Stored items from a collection
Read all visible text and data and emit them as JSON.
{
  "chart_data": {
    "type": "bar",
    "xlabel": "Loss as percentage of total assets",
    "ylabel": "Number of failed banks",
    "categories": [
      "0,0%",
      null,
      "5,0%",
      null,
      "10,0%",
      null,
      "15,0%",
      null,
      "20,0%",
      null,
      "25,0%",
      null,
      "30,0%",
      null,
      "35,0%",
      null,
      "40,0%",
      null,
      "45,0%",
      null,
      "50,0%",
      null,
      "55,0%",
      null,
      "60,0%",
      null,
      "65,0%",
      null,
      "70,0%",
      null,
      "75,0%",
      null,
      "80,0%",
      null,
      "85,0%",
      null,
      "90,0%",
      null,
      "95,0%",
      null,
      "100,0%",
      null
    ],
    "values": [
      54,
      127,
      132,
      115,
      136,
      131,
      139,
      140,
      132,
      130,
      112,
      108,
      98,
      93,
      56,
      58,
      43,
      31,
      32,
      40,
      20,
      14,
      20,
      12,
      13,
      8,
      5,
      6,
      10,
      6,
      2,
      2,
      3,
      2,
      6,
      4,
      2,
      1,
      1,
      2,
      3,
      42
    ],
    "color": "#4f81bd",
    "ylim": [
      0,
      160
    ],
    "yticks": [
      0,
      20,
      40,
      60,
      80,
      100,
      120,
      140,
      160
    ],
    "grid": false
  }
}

§ What is being asked
Output the records verbatim, from the first line to the last.

§ Result of this exercise
Read all visible text and data and emit them as JSON.
{
  "chart_data": {
    "type": "bar",
    "xlabel": "Loss as percentage of total assets",
    "ylabel": "Number of failed banks",
    "categories": [
      "0,0%",
      null,
      "5,0%",
      null,
      "10,0%",
      null,
      "15,0%",
      null,
      "20,0%",
      null,
      "25,0%",
      null,
      "30,0%",
      null,
      "35,0%",
      null,
      "40,0%",
      null,
      "45,0%",
      null,
      "50,0%",
      null,
      "55,0%",
      null,
      "60,0%",
      null,
      "65,0%",
      null,
      "70,0%",
      null,
      "75,0%",
      null,
      "80,0%",
      null,
      "85,0%",
      null,
      "90,0%",
      null,
      "95,0%",
      null,
      "100,0%",
      null
    ],
    "values": [
      54,
      127,
      132,
      115,
      136,
      131,
      139,
      140,
      132,
      130,
      112,
      108,
      98,
      93,
      56,
      58,
      43,
      31,
      32,
      40,
      20,
      14,
      20,
      12,
      13,
      8,
      5,
      6,
      10,
      6,
      2,
      2,
      3,
      2,
      6,
      4,
      2,
      1,
      1,
      2,
      3,
      42
    ],
    "color": "#4f81bd",
    "ylim": [
      0,
      160
    ],
    "yticks": [
      0,
      20,
      40,
      60,
      80,
      100,
      120,
      140,
      160
    ],
    "grid": false
  }
}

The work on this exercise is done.